Items listed in a dataset:
◆ ◆ ◆ ◆

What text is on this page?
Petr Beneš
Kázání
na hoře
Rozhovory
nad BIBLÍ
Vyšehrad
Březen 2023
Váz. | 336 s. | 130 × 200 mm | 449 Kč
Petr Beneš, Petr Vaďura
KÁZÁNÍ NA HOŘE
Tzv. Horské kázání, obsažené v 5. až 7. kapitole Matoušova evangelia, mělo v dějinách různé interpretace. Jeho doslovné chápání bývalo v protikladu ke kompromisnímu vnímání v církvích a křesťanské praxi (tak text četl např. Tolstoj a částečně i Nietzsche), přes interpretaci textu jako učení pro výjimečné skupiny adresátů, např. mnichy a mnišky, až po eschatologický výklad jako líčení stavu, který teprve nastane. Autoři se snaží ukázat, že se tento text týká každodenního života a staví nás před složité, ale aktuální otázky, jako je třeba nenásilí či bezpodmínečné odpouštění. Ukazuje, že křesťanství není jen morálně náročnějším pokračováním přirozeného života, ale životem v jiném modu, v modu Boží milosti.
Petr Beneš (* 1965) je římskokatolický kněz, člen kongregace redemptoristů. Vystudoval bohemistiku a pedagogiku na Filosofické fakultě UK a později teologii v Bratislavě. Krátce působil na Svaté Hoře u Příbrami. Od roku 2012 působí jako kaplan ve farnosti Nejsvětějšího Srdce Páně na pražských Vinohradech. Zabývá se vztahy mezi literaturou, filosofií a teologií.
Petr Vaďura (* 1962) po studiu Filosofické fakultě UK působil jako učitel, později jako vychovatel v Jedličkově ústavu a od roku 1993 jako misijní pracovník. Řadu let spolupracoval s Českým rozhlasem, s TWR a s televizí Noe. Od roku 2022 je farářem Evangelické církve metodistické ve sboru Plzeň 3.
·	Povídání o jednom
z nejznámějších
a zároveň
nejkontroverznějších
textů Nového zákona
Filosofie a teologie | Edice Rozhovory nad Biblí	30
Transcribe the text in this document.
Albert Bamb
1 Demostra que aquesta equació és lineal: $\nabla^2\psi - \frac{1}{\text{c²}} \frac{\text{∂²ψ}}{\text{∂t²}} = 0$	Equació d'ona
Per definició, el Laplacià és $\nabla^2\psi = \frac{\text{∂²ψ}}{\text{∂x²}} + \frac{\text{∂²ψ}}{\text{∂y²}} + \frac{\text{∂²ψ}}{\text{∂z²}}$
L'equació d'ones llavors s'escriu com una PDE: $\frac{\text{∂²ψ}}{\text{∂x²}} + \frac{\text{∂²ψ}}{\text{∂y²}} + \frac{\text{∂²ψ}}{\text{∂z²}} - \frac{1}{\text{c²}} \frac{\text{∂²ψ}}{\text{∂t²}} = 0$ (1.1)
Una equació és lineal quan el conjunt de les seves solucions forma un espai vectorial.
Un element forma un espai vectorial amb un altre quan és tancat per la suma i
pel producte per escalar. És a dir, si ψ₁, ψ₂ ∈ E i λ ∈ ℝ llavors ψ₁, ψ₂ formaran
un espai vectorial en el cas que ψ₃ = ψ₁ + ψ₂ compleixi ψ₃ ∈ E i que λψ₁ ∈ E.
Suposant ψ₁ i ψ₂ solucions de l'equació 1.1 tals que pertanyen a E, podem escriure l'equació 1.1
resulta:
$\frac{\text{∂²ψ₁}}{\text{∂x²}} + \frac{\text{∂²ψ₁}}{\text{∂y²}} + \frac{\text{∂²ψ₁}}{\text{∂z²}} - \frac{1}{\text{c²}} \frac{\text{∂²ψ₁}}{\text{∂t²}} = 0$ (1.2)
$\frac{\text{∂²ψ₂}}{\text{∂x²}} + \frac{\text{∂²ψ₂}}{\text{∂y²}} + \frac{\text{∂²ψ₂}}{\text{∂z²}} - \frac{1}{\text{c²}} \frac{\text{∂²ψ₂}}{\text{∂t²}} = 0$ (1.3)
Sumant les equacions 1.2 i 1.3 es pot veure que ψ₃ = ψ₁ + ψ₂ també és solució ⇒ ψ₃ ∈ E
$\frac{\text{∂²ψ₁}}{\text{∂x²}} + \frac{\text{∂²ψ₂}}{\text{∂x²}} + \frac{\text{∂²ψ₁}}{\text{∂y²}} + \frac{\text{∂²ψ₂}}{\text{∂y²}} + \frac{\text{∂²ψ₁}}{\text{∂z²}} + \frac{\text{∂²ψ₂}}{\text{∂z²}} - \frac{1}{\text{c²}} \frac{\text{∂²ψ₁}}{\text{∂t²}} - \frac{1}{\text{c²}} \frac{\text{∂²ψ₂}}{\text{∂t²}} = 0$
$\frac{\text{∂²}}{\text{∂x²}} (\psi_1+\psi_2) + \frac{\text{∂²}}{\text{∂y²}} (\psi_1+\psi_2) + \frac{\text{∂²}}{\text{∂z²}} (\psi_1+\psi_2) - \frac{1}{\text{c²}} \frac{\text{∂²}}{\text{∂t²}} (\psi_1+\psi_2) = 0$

◆ ◆ ◆ ◆

• To do:
Copy out each record, keeping every word as it is.

• Response:
What text is on this page?
Petr Beneš
Kázání
na hoře
Rozhovory
nad BIBLÍ
Vyšehrad
Březen 2023
Váz. | 336 s. | 130 × 200 mm | 449 Kč
Petr Beneš, Petr Vaďura
KÁZÁNÍ NA HOŘE
Tzv. Horské kázání, obsažené v 5. až 7. kapitole Matoušova evangelia, mělo v dějinách různé interpretace. Jeho doslovné chápání bývalo v protikladu ke kompromisnímu vnímání v církvích a křesťanské praxi (tak text četl např. Tolstoj a částečně i Nietzsche), přes interpretaci textu jako učení pro výjimečné skupiny adresátů, např. mnichy a mnišky, až po eschatologický výklad jako líčení stavu, který teprve nastane. Autoři se snaží ukázat, že se tento text týká každodenního života a staví nás před složité, ale aktuální otázky, jako je třeba nenásilí či bezpodmínečné odpouštění. Ukazuje, že křesťanství není jen morálně náročnějším pokračováním přirozeného života, ale životem v jiném modu, v modu Boží milosti.
Petr Beneš (* 1965) je římskokatolický kněz, člen kongregace redemptoristů. Vystudoval bohemistiku a pedagogiku na Filosofické fakultě UK a později teologii v Bratislavě. Krátce působil na Svaté Hoře u Příbrami. Od roku 2012 působí jako kaplan ve farnosti Nejsvětějšího Srdce Páně na pražských Vinohradech. Zabývá se vztahy mezi literaturou, filosofií a teologií.
Petr Vaďura (* 1962) po studiu Filosofické fakultě UK působil jako učitel, později jako vychovatel v Jedličkově ústavu a od roku 1993 jako misijní pracovník. Řadu let spolupracoval s Českým rozhlasem, s TWR a s televizí Noe. Od roku 2022 je farářem Evangelické církve metodistické ve sboru Plzeň 3.
·	Povídání o jednom
z nejznámějších
a zároveň
nejkontroverznějších
textů Nového zákona
Filosofie a teologie | Edice Rozhovory nad Biblí	30
Transcribe the text in this document.
Albert Bamb
1 Demostra que aquesta equació és lineal: $\nabla^2\psi - \frac{1}{\text{c²}} \frac{\text{∂²ψ}}{\text{∂t²}} = 0$	Equació d'ona
Per definició, el Laplacià és $\nabla^2\psi = \frac{\text{∂²ψ}}{\text{∂x²}} + \frac{\text{∂²ψ}}{\text{∂y²}} + \frac{\text{∂²ψ}}{\text{∂z²}}$
L'equació d'ones llavors s'escriu com una PDE: $\frac{\text{∂²ψ}}{\text{∂x²}} + \frac{\text{∂²ψ}}{\text{∂y²}} + \frac{\text{∂²ψ}}{\text{∂z²}} - \frac{1}{\text{c²}} \frac{\text{∂²ψ}}{\text{∂t²}} = 0$ (1.1)
Una equació és lineal quan el conjunt de les seves solucions forma un espai vectorial.
Un element forma un espai vectorial amb un altre quan és tancat per la suma i
pel producte per escalar. És a dir, si ψ₁, ψ₂ ∈ E i λ ∈ ℝ llavors ψ₁, ψ₂ formaran
un espai vectorial en el cas que ψ₃ = ψ₁ + ψ₂ compleixi ψ₃ ∈ E i que λψ₁ ∈ E.
Suposant ψ₁ i ψ₂ solucions de l'equació 1.1 tals que pertanyen a E, podem escriure l'equació 1.1
resulta:
$\frac{\text{∂²ψ₁}}{\text{∂x²}} + \frac{\text{∂²ψ₁}}{\text{∂y²}} + \frac{\text{∂²ψ₁}}{\text{∂z²}} - \frac{1}{\text{c²}} \frac{\text{∂²ψ₁}}{\text{∂t²}} = 0$ (1.2)
$\frac{\text{∂²ψ₂}}{\text{∂x²}} + \frac{\text{∂²ψ₂}}{\text{∂y²}} + \frac{\text{∂²ψ₂}}{\text{∂z²}} - \frac{1}{\text{c²}} \frac{\text{∂²ψ₂}}{\text{∂t²}} = 0$ (1.3)
Sumant les equacions 1.2 i 1.3 es pot veure que ψ₃ = ψ₁ + ψ₂ també és solució ⇒ ψ₃ ∈ E
$\frac{\text{∂²ψ₁}}{\text{∂x²}} + \frac{\text{∂²ψ₂}}{\text{∂x²}} + \frac{\text{∂²ψ₁}}{\text{∂y²}} + \frac{\text{∂²ψ₂}}{\text{∂y²}} + \frac{\text{∂²ψ₁}}{\text{∂z²}} + \frac{\text{∂²ψ₂}}{\text{∂z²}} - \frac{1}{\text{c²}} \frac{\text{∂²ψ₁}}{\text{∂t²}} - \frac{1}{\text{c²}} \frac{\text{∂²ψ₂}}{\text{∂t²}} = 0$
$\frac{\text{∂²}}{\text{∂x²}} (\psi_1+\psi_2) + \frac{\text{∂²}}{\text{∂y²}} (\psi_1+\psi_2) + \frac{\text{∂²}}{\text{∂z²}} (\psi_1+\psi_2) - \frac{1}{\text{c²}} \frac{\text{∂²}}{\text{∂t²}} (\psi_1+\psi_2) = 0$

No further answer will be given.